-- Start TASK INPUTS --

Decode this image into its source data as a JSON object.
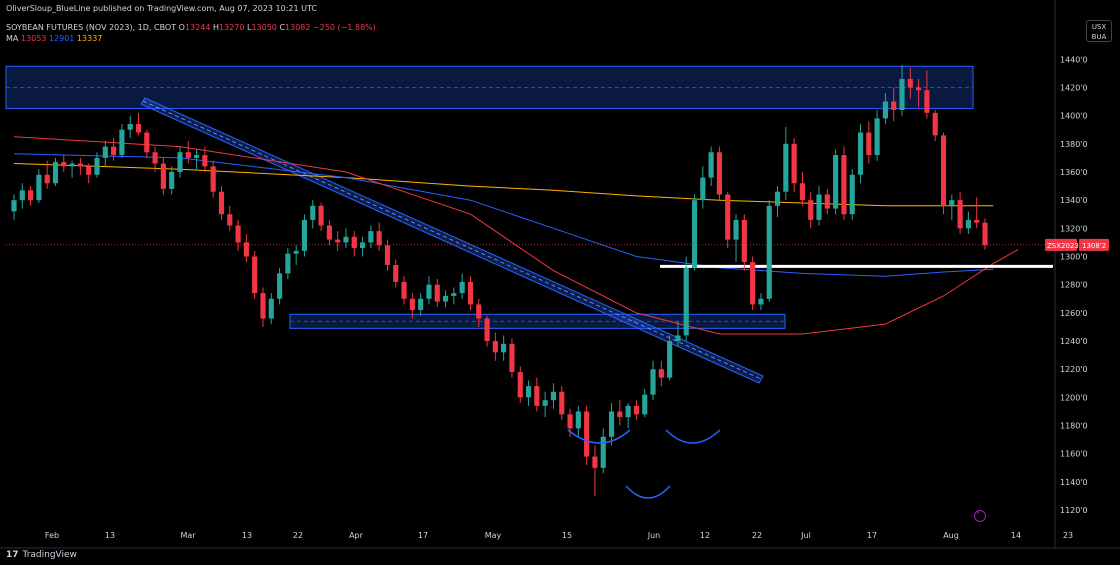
{
  "header": {
    "published": "OliverSloup_BlueLine published on TradingView.com, Aug 07, 2023 10:21 UTC"
  },
  "legend": {
    "symbol": "SOYBEAN FUTURES (NOV 2023), 1D, CBOT",
    "o_label": "O",
    "o_value": "13244",
    "h_label": "H",
    "h_value": "13270",
    "l_label": "L",
    "l_value": "13050",
    "c_label": "C",
    "c_value": "13082",
    "change": "−250 (−1.88%)",
    "ma_label": "MA",
    "ma1": "13053",
    "ma2": "12901",
    "ma3": "13337"
  },
  "badge": {
    "line1": "USX",
    "line2": "BUA"
  },
  "price_tag": {
    "symbol": "ZSX2023",
    "price": "1308'2"
  },
  "footer": {
    "brand": "TradingView",
    "logo": "17"
  },
  "colors": {
    "up": "#26a69a",
    "down": "#f23645",
    "ma_red": "#f23645",
    "ma_blue": "#2962ff",
    "ma_gold": "#ffb300",
    "zone": "#2962ff"
  },
  "chart_data": {
    "type": "candlestick",
    "y_axis_ticks": [
      1440,
      1420,
      1400,
      1380,
      1360,
      1340,
      1320,
      1300,
      1280,
      1260,
      1240,
      1220,
      1200,
      1180,
      1160,
      1140,
      1120
    ],
    "x_axis_labels": [
      "Feb",
      "13",
      "Mar",
      "13",
      "22",
      "Apr",
      "17",
      "May",
      "15",
      "Jun",
      "12",
      "22",
      "Jul",
      "17",
      "Aug",
      "14",
      "23"
    ],
    "ylim": [
      1108,
      1448
    ],
    "last_price": 1308.25,
    "support_line": 1293,
    "zones": [
      {
        "name": "top-zone",
        "low": 1405,
        "high": 1435
      },
      {
        "name": "bottom-zone",
        "low": 1249,
        "high": 1259
      }
    ],
    "candles": [
      {
        "o": 1332,
        "h": 1344,
        "l": 1326,
        "c": 1340
      },
      {
        "o": 1340,
        "h": 1352,
        "l": 1334,
        "c": 1347
      },
      {
        "o": 1347,
        "h": 1350,
        "l": 1336,
        "c": 1340
      },
      {
        "o": 1340,
        "h": 1362,
        "l": 1338,
        "c": 1358
      },
      {
        "o": 1358,
        "h": 1368,
        "l": 1348,
        "c": 1352
      },
      {
        "o": 1352,
        "h": 1370,
        "l": 1350,
        "c": 1367
      },
      {
        "o": 1367,
        "h": 1372,
        "l": 1360,
        "c": 1364
      },
      {
        "o": 1364,
        "h": 1368,
        "l": 1356,
        "c": 1366
      },
      {
        "o": 1366,
        "h": 1370,
        "l": 1358,
        "c": 1364
      },
      {
        "o": 1364,
        "h": 1366,
        "l": 1352,
        "c": 1358
      },
      {
        "o": 1358,
        "h": 1374,
        "l": 1356,
        "c": 1370
      },
      {
        "o": 1370,
        "h": 1382,
        "l": 1364,
        "c": 1378
      },
      {
        "o": 1378,
        "h": 1384,
        "l": 1368,
        "c": 1372
      },
      {
        "o": 1372,
        "h": 1394,
        "l": 1370,
        "c": 1390
      },
      {
        "o": 1390,
        "h": 1400,
        "l": 1384,
        "c": 1394
      },
      {
        "o": 1394,
        "h": 1402,
        "l": 1386,
        "c": 1388
      },
      {
        "o": 1388,
        "h": 1390,
        "l": 1370,
        "c": 1374
      },
      {
        "o": 1374,
        "h": 1378,
        "l": 1360,
        "c": 1366
      },
      {
        "o": 1366,
        "h": 1370,
        "l": 1344,
        "c": 1348
      },
      {
        "o": 1348,
        "h": 1364,
        "l": 1344,
        "c": 1360
      },
      {
        "o": 1360,
        "h": 1378,
        "l": 1356,
        "c": 1374
      },
      {
        "o": 1374,
        "h": 1382,
        "l": 1366,
        "c": 1370
      },
      {
        "o": 1370,
        "h": 1376,
        "l": 1362,
        "c": 1372
      },
      {
        "o": 1372,
        "h": 1378,
        "l": 1360,
        "c": 1364
      },
      {
        "o": 1364,
        "h": 1368,
        "l": 1342,
        "c": 1346
      },
      {
        "o": 1346,
        "h": 1350,
        "l": 1326,
        "c": 1330
      },
      {
        "o": 1330,
        "h": 1336,
        "l": 1318,
        "c": 1322
      },
      {
        "o": 1322,
        "h": 1326,
        "l": 1304,
        "c": 1310
      },
      {
        "o": 1310,
        "h": 1316,
        "l": 1296,
        "c": 1300
      },
      {
        "o": 1300,
        "h": 1304,
        "l": 1270,
        "c": 1274
      },
      {
        "o": 1274,
        "h": 1278,
        "l": 1250,
        "c": 1256
      },
      {
        "o": 1256,
        "h": 1274,
        "l": 1252,
        "c": 1270
      },
      {
        "o": 1270,
        "h": 1292,
        "l": 1266,
        "c": 1288
      },
      {
        "o": 1288,
        "h": 1306,
        "l": 1284,
        "c": 1302
      },
      {
        "o": 1302,
        "h": 1308,
        "l": 1294,
        "c": 1304
      },
      {
        "o": 1304,
        "h": 1330,
        "l": 1300,
        "c": 1326
      },
      {
        "o": 1326,
        "h": 1340,
        "l": 1320,
        "c": 1336
      },
      {
        "o": 1336,
        "h": 1338,
        "l": 1318,
        "c": 1322
      },
      {
        "o": 1322,
        "h": 1326,
        "l": 1308,
        "c": 1312
      },
      {
        "o": 1312,
        "h": 1318,
        "l": 1304,
        "c": 1310
      },
      {
        "o": 1310,
        "h": 1320,
        "l": 1306,
        "c": 1314
      },
      {
        "o": 1314,
        "h": 1318,
        "l": 1300,
        "c": 1306
      },
      {
        "o": 1306,
        "h": 1314,
        "l": 1300,
        "c": 1310
      },
      {
        "o": 1310,
        "h": 1322,
        "l": 1306,
        "c": 1318
      },
      {
        "o": 1318,
        "h": 1324,
        "l": 1304,
        "c": 1308
      },
      {
        "o": 1308,
        "h": 1312,
        "l": 1290,
        "c": 1294
      },
      {
        "o": 1294,
        "h": 1298,
        "l": 1278,
        "c": 1282
      },
      {
        "o": 1282,
        "h": 1286,
        "l": 1266,
        "c": 1270
      },
      {
        "o": 1270,
        "h": 1274,
        "l": 1256,
        "c": 1262
      },
      {
        "o": 1262,
        "h": 1274,
        "l": 1258,
        "c": 1270
      },
      {
        "o": 1270,
        "h": 1286,
        "l": 1266,
        "c": 1280
      },
      {
        "o": 1280,
        "h": 1284,
        "l": 1264,
        "c": 1268
      },
      {
        "o": 1268,
        "h": 1276,
        "l": 1264,
        "c": 1272
      },
      {
        "o": 1272,
        "h": 1278,
        "l": 1266,
        "c": 1274
      },
      {
        "o": 1274,
        "h": 1288,
        "l": 1270,
        "c": 1282
      },
      {
        "o": 1282,
        "h": 1286,
        "l": 1262,
        "c": 1266
      },
      {
        "o": 1266,
        "h": 1270,
        "l": 1250,
        "c": 1256
      },
      {
        "o": 1256,
        "h": 1258,
        "l": 1236,
        "c": 1240
      },
      {
        "o": 1240,
        "h": 1246,
        "l": 1226,
        "c": 1232
      },
      {
        "o": 1232,
        "h": 1244,
        "l": 1226,
        "c": 1238
      },
      {
        "o": 1238,
        "h": 1242,
        "l": 1214,
        "c": 1218
      },
      {
        "o": 1218,
        "h": 1222,
        "l": 1196,
        "c": 1200
      },
      {
        "o": 1200,
        "h": 1212,
        "l": 1194,
        "c": 1208
      },
      {
        "o": 1208,
        "h": 1214,
        "l": 1190,
        "c": 1194
      },
      {
        "o": 1194,
        "h": 1204,
        "l": 1186,
        "c": 1198
      },
      {
        "o": 1198,
        "h": 1210,
        "l": 1192,
        "c": 1204
      },
      {
        "o": 1204,
        "h": 1208,
        "l": 1184,
        "c": 1188
      },
      {
        "o": 1188,
        "h": 1192,
        "l": 1172,
        "c": 1178
      },
      {
        "o": 1178,
        "h": 1194,
        "l": 1172,
        "c": 1190
      },
      {
        "o": 1190,
        "h": 1194,
        "l": 1152,
        "c": 1158
      },
      {
        "o": 1158,
        "h": 1166,
        "l": 1130,
        "c": 1150
      },
      {
        "o": 1150,
        "h": 1178,
        "l": 1146,
        "c": 1172
      },
      {
        "o": 1172,
        "h": 1196,
        "l": 1166,
        "c": 1190
      },
      {
        "o": 1190,
        "h": 1198,
        "l": 1180,
        "c": 1186
      },
      {
        "o": 1186,
        "h": 1196,
        "l": 1178,
        "c": 1194
      },
      {
        "o": 1194,
        "h": 1198,
        "l": 1184,
        "c": 1188
      },
      {
        "o": 1188,
        "h": 1206,
        "l": 1186,
        "c": 1202
      },
      {
        "o": 1202,
        "h": 1226,
        "l": 1198,
        "c": 1220
      },
      {
        "o": 1220,
        "h": 1226,
        "l": 1208,
        "c": 1214
      },
      {
        "o": 1214,
        "h": 1244,
        "l": 1212,
        "c": 1240
      },
      {
        "o": 1240,
        "h": 1254,
        "l": 1236,
        "c": 1244
      },
      {
        "o": 1244,
        "h": 1300,
        "l": 1240,
        "c": 1292
      },
      {
        "o": 1292,
        "h": 1344,
        "l": 1290,
        "c": 1340
      },
      {
        "o": 1340,
        "h": 1364,
        "l": 1334,
        "c": 1356
      },
      {
        "o": 1356,
        "h": 1378,
        "l": 1350,
        "c": 1374
      },
      {
        "o": 1374,
        "h": 1378,
        "l": 1340,
        "c": 1344
      },
      {
        "o": 1344,
        "h": 1346,
        "l": 1306,
        "c": 1312
      },
      {
        "o": 1312,
        "h": 1330,
        "l": 1296,
        "c": 1326
      },
      {
        "o": 1326,
        "h": 1330,
        "l": 1290,
        "c": 1296
      },
      {
        "o": 1296,
        "h": 1300,
        "l": 1262,
        "c": 1266
      },
      {
        "o": 1266,
        "h": 1274,
        "l": 1262,
        "c": 1270
      },
      {
        "o": 1270,
        "h": 1340,
        "l": 1268,
        "c": 1336
      },
      {
        "o": 1336,
        "h": 1350,
        "l": 1328,
        "c": 1346
      },
      {
        "o": 1346,
        "h": 1392,
        "l": 1340,
        "c": 1380
      },
      {
        "o": 1380,
        "h": 1384,
        "l": 1346,
        "c": 1352
      },
      {
        "o": 1352,
        "h": 1360,
        "l": 1336,
        "c": 1340
      },
      {
        "o": 1340,
        "h": 1346,
        "l": 1320,
        "c": 1326
      },
      {
        "o": 1326,
        "h": 1350,
        "l": 1322,
        "c": 1344
      },
      {
        "o": 1344,
        "h": 1348,
        "l": 1330,
        "c": 1334
      },
      {
        "o": 1334,
        "h": 1376,
        "l": 1330,
        "c": 1372
      },
      {
        "o": 1372,
        "h": 1378,
        "l": 1326,
        "c": 1330
      },
      {
        "o": 1330,
        "h": 1362,
        "l": 1326,
        "c": 1358
      },
      {
        "o": 1358,
        "h": 1394,
        "l": 1352,
        "c": 1388
      },
      {
        "o": 1388,
        "h": 1396,
        "l": 1366,
        "c": 1372
      },
      {
        "o": 1372,
        "h": 1404,
        "l": 1368,
        "c": 1398
      },
      {
        "o": 1398,
        "h": 1416,
        "l": 1394,
        "c": 1410
      },
      {
        "o": 1410,
        "h": 1420,
        "l": 1396,
        "c": 1404
      },
      {
        "o": 1404,
        "h": 1436,
        "l": 1400,
        "c": 1426
      },
      {
        "o": 1426,
        "h": 1434,
        "l": 1412,
        "c": 1420
      },
      {
        "o": 1420,
        "h": 1426,
        "l": 1406,
        "c": 1418
      },
      {
        "o": 1418,
        "h": 1432,
        "l": 1398,
        "c": 1402
      },
      {
        "o": 1402,
        "h": 1404,
        "l": 1382,
        "c": 1386
      },
      {
        "o": 1386,
        "h": 1388,
        "l": 1330,
        "c": 1336
      },
      {
        "o": 1336,
        "h": 1344,
        "l": 1326,
        "c": 1340
      },
      {
        "o": 1340,
        "h": 1346,
        "l": 1316,
        "c": 1320
      },
      {
        "o": 1320,
        "h": 1332,
        "l": 1316,
        "c": 1326
      },
      {
        "o": 1326,
        "h": 1342,
        "l": 1320,
        "c": 1324
      },
      {
        "o": 1324,
        "h": 1327,
        "l": 1305,
        "c": 1308
      }
    ],
    "ma_red": [
      [
        0,
        1385
      ],
      [
        20,
        1378
      ],
      [
        40,
        1360
      ],
      [
        55,
        1330
      ],
      [
        65,
        1290
      ],
      [
        75,
        1260
      ],
      [
        85,
        1245
      ],
      [
        95,
        1245
      ],
      [
        105,
        1252
      ],
      [
        112,
        1272
      ],
      [
        118,
        1295
      ],
      [
        121,
        1305
      ]
    ],
    "ma_blue": [
      [
        0,
        1373
      ],
      [
        20,
        1370
      ],
      [
        40,
        1356
      ],
      [
        55,
        1340
      ],
      [
        65,
        1320
      ],
      [
        75,
        1300
      ],
      [
        85,
        1292
      ],
      [
        95,
        1288
      ],
      [
        105,
        1286
      ],
      [
        112,
        1289
      ],
      [
        118,
        1291
      ]
    ],
    "ma_gold": [
      [
        0,
        1366
      ],
      [
        20,
        1362
      ],
      [
        40,
        1356
      ],
      [
        55,
        1350
      ],
      [
        65,
        1347
      ],
      [
        75,
        1343
      ],
      [
        85,
        1340
      ],
      [
        95,
        1338
      ],
      [
        105,
        1336
      ],
      [
        112,
        1336
      ],
      [
        118,
        1336
      ]
    ]
  }
}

-- End TASK INPUTS --

→ WHAT IS NEEDED: Pull every line containing the word "symbol" out of the material.

→ OUTPUT OF THE TASK:
    "symbol": "SOYBEAN FUTURES (NOV 2023), 1D, CBOT",
    "symbol": "ZSX2023",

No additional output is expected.